§ **Data in this exercise**
# # # #

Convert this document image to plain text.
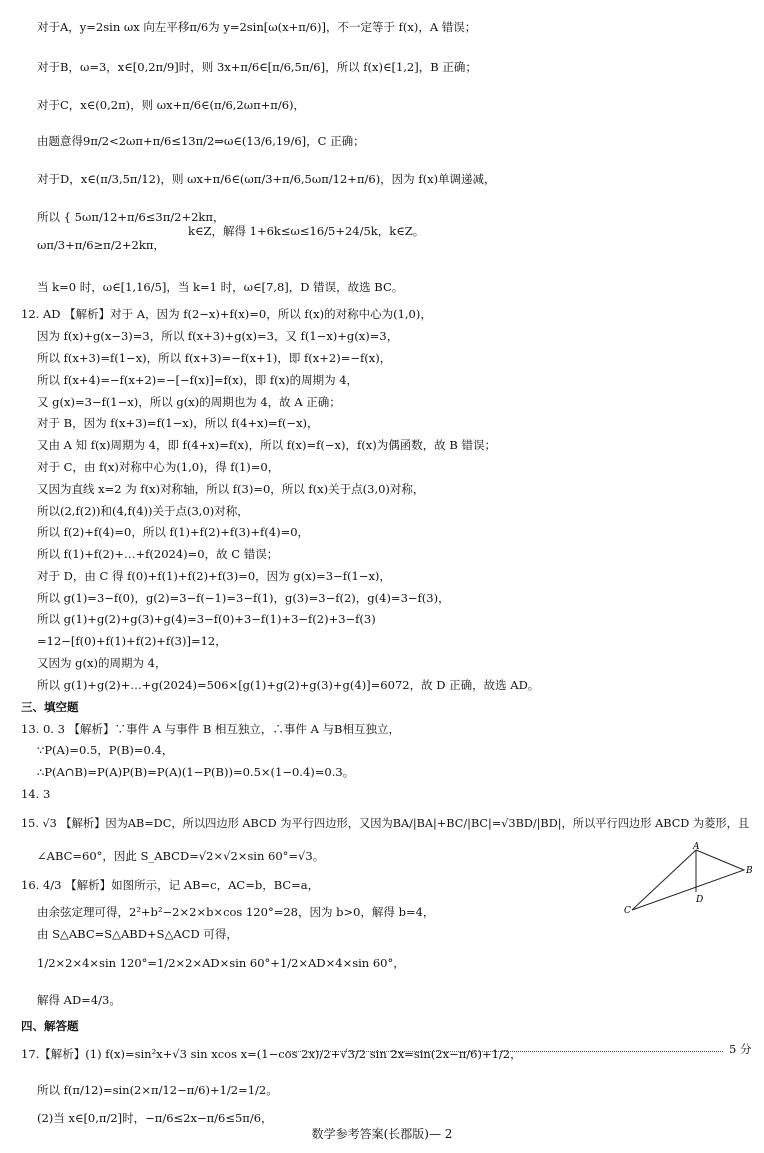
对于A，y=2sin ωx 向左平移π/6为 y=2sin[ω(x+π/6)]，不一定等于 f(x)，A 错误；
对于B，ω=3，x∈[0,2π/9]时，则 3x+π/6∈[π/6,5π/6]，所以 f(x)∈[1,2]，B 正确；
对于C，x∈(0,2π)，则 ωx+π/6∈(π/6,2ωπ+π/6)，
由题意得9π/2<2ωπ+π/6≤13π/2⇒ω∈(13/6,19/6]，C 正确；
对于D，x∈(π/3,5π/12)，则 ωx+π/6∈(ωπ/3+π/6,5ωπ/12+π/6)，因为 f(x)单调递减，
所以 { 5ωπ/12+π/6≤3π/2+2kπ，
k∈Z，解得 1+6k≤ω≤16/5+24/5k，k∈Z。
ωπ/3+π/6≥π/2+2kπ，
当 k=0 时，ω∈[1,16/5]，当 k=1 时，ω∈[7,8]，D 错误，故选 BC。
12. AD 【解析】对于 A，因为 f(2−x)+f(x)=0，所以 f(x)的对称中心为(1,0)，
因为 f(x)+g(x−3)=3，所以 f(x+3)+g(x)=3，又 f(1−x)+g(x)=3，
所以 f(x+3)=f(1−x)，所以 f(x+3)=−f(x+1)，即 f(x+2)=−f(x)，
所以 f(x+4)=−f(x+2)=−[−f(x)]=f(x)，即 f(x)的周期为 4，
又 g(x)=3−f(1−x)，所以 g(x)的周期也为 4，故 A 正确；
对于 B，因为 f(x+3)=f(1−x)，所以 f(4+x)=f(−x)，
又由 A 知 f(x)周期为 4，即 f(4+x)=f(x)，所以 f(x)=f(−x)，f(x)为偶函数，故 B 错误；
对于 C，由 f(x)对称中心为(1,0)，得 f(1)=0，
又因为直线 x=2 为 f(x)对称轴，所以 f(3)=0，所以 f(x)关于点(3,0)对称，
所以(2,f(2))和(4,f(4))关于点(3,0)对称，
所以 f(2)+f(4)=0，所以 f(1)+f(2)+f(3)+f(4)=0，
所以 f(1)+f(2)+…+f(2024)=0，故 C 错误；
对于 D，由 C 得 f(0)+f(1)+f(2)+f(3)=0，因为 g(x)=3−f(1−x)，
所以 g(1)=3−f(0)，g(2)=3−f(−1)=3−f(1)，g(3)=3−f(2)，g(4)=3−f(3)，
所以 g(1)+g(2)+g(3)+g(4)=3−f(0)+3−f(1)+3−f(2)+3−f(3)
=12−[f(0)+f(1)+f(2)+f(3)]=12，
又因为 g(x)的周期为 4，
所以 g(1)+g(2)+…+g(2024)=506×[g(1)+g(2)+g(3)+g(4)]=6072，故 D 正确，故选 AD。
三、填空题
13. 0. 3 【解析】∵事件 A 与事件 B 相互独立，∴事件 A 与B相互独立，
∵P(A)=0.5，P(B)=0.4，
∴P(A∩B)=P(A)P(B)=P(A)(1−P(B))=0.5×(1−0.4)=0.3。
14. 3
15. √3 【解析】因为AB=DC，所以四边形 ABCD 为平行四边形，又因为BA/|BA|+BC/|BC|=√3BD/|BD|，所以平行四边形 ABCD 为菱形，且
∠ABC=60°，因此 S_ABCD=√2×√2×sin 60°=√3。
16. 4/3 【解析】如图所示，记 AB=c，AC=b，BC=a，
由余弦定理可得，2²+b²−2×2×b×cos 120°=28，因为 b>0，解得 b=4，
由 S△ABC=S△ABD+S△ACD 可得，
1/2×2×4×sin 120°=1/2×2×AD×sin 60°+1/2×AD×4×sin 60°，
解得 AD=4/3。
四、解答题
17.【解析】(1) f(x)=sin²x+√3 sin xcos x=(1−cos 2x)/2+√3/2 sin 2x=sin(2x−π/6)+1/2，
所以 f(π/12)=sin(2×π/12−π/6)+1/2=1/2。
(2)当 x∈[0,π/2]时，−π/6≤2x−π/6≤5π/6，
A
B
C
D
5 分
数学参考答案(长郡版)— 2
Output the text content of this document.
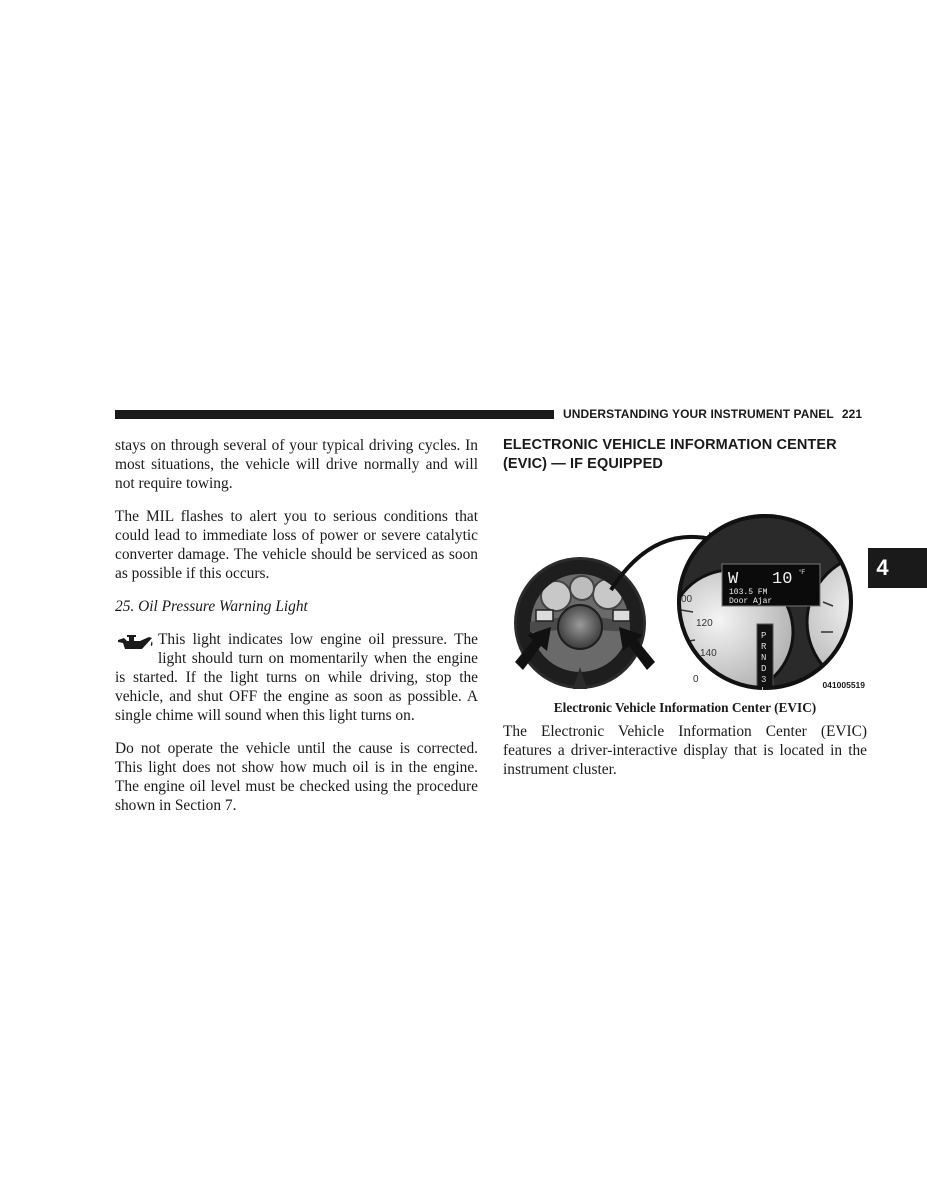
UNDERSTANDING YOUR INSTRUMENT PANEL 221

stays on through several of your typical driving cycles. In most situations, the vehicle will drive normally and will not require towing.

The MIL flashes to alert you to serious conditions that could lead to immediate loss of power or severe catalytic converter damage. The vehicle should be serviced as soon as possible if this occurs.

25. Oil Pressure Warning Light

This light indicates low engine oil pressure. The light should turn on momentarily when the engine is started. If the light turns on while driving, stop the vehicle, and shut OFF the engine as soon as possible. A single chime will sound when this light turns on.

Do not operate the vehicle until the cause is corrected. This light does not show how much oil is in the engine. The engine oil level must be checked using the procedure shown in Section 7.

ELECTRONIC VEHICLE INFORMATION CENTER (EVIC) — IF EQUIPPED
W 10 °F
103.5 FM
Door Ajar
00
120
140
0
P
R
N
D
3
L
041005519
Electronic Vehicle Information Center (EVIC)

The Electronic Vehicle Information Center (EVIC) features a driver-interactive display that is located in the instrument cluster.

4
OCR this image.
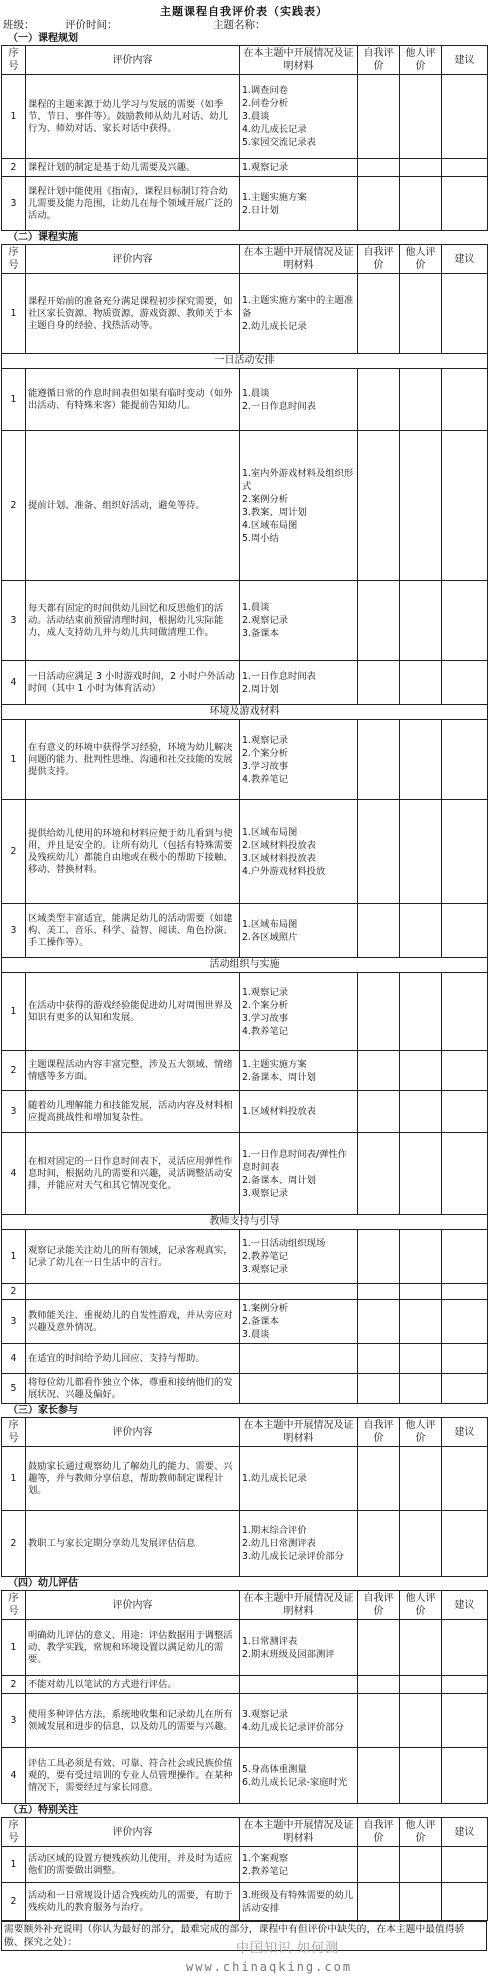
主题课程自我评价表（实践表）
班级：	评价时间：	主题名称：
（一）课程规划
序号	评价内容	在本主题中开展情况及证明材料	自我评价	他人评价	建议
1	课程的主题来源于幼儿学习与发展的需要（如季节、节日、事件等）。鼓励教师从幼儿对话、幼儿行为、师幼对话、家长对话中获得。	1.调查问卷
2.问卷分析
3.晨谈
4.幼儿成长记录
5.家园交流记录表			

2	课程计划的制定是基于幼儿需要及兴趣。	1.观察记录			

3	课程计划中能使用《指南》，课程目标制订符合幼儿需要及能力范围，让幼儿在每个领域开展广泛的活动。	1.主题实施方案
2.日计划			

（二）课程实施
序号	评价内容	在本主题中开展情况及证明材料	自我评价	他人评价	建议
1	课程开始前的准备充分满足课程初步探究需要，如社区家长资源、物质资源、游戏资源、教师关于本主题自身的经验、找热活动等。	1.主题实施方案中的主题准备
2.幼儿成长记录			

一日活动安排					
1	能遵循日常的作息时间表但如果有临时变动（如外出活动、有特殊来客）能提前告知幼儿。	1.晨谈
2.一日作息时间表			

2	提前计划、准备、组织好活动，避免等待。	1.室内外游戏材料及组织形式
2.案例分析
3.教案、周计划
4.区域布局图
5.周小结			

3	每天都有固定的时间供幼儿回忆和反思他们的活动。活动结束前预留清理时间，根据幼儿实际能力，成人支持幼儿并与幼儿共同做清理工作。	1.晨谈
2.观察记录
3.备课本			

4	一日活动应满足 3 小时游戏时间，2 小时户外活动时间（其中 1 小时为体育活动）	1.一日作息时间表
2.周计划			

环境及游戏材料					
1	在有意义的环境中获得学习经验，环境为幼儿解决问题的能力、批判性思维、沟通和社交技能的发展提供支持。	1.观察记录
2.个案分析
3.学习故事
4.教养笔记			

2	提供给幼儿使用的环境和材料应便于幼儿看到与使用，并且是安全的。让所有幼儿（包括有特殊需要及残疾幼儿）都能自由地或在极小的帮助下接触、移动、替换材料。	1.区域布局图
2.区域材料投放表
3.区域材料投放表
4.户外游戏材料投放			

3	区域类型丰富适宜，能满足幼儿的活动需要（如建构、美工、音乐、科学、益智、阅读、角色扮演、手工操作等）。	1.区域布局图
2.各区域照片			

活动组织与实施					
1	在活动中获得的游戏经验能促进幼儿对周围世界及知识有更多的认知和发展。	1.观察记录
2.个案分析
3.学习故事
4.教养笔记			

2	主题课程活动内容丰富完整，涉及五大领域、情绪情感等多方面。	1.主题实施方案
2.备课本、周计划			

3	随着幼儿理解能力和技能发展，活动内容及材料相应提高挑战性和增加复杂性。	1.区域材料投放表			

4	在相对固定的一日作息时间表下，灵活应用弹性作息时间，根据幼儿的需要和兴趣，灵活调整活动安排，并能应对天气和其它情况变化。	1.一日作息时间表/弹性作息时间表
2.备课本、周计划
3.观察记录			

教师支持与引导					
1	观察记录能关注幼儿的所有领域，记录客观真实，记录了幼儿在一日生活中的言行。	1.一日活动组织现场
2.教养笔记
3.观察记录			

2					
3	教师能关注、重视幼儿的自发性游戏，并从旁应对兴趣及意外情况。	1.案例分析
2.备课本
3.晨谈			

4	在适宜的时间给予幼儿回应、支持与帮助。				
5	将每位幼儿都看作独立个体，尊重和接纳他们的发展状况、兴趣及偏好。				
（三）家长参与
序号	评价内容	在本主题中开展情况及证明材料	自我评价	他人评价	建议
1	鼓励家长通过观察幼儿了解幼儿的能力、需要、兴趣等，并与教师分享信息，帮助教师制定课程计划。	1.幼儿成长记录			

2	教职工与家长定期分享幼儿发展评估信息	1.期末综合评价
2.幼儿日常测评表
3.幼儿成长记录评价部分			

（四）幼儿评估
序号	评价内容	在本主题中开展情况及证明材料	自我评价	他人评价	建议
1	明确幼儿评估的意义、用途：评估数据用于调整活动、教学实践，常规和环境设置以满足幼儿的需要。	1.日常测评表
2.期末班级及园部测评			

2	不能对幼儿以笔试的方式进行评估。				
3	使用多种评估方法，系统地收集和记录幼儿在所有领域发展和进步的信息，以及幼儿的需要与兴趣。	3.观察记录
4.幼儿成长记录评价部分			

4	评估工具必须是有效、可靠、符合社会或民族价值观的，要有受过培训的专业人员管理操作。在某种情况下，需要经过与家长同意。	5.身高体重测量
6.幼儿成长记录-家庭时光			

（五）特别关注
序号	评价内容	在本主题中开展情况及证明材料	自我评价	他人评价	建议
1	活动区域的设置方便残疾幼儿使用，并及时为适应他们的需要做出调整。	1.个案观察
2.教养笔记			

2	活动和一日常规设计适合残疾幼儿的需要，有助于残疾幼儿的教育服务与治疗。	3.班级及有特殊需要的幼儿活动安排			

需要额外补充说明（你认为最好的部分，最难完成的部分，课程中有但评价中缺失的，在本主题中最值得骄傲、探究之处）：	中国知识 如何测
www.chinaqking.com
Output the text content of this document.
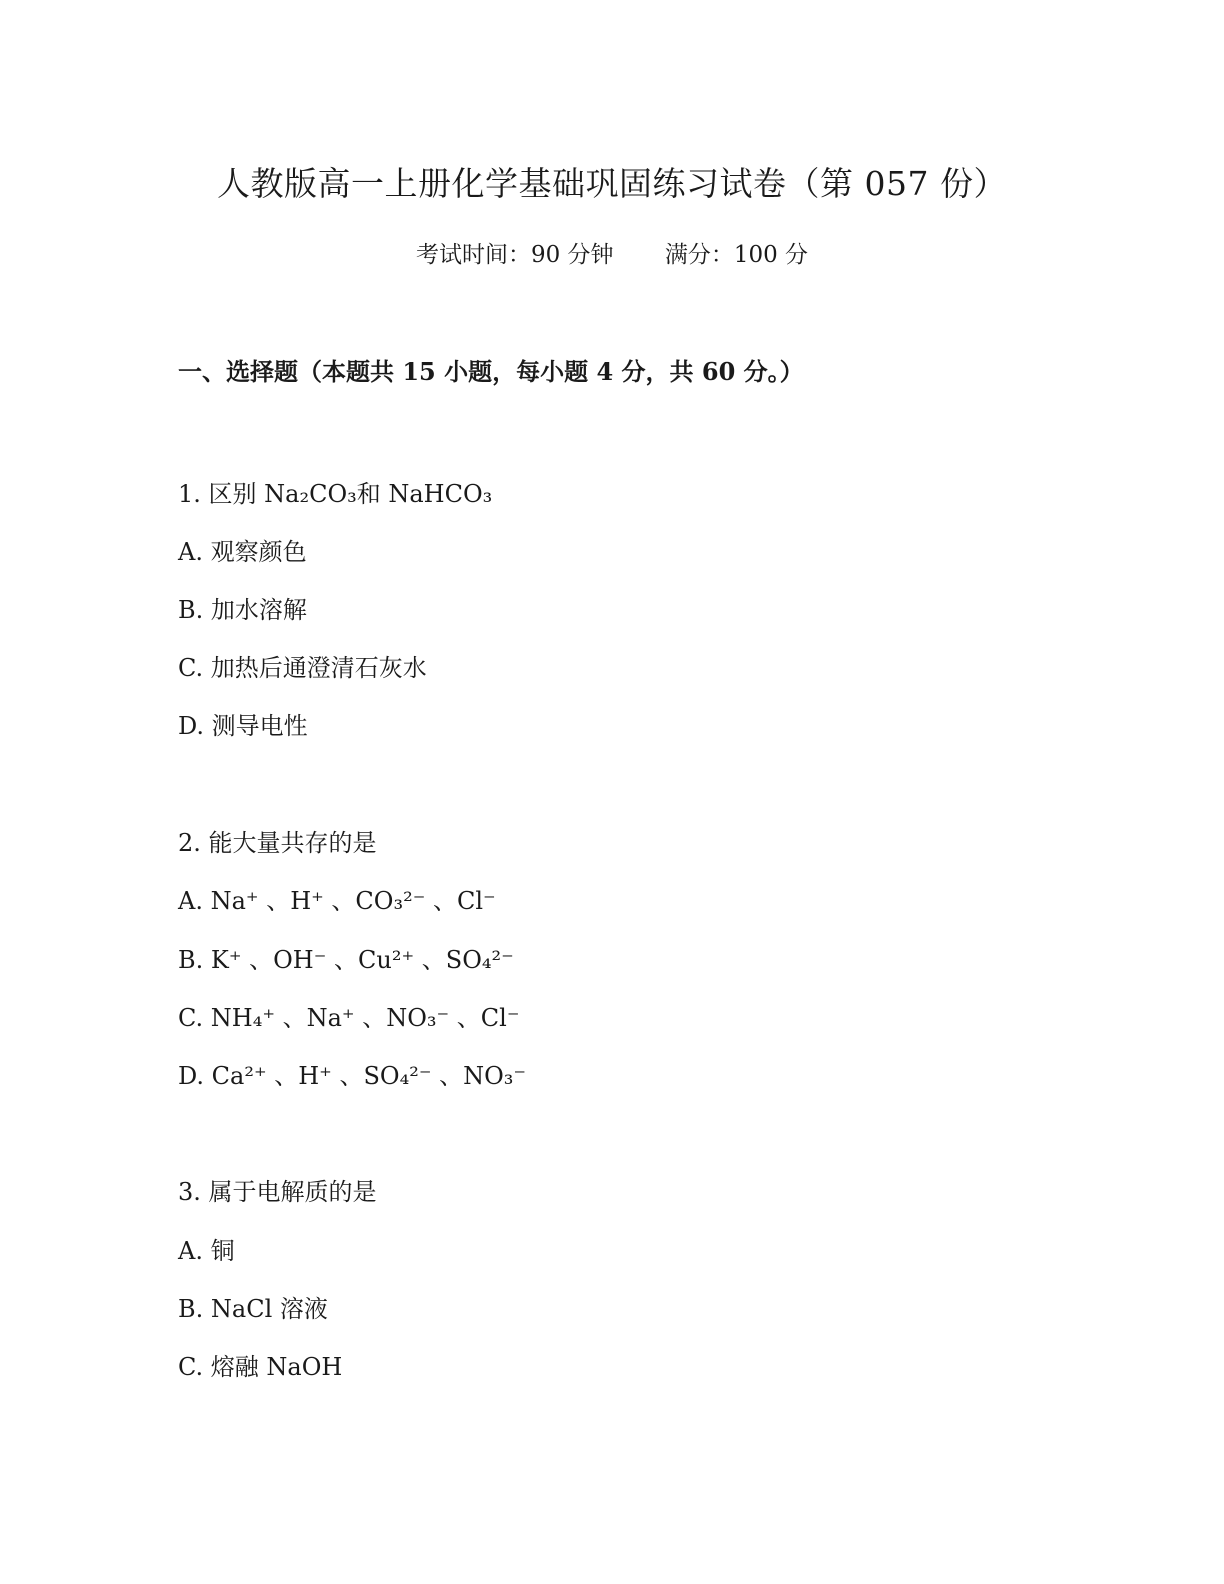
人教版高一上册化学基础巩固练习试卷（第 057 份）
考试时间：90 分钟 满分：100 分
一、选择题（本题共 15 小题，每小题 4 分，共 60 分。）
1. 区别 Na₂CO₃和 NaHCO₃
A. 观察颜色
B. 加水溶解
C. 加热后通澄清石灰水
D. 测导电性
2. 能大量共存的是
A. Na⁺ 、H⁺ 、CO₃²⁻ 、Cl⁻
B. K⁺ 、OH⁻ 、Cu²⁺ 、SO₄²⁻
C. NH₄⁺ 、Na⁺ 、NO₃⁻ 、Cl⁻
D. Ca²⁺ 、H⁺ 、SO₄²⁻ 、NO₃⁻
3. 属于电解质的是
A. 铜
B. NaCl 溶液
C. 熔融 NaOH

# # # #

§ **Instructions to follow**
Say how many lines in the records hold "possible", with the number as the whole reply.

§ **Task response**
2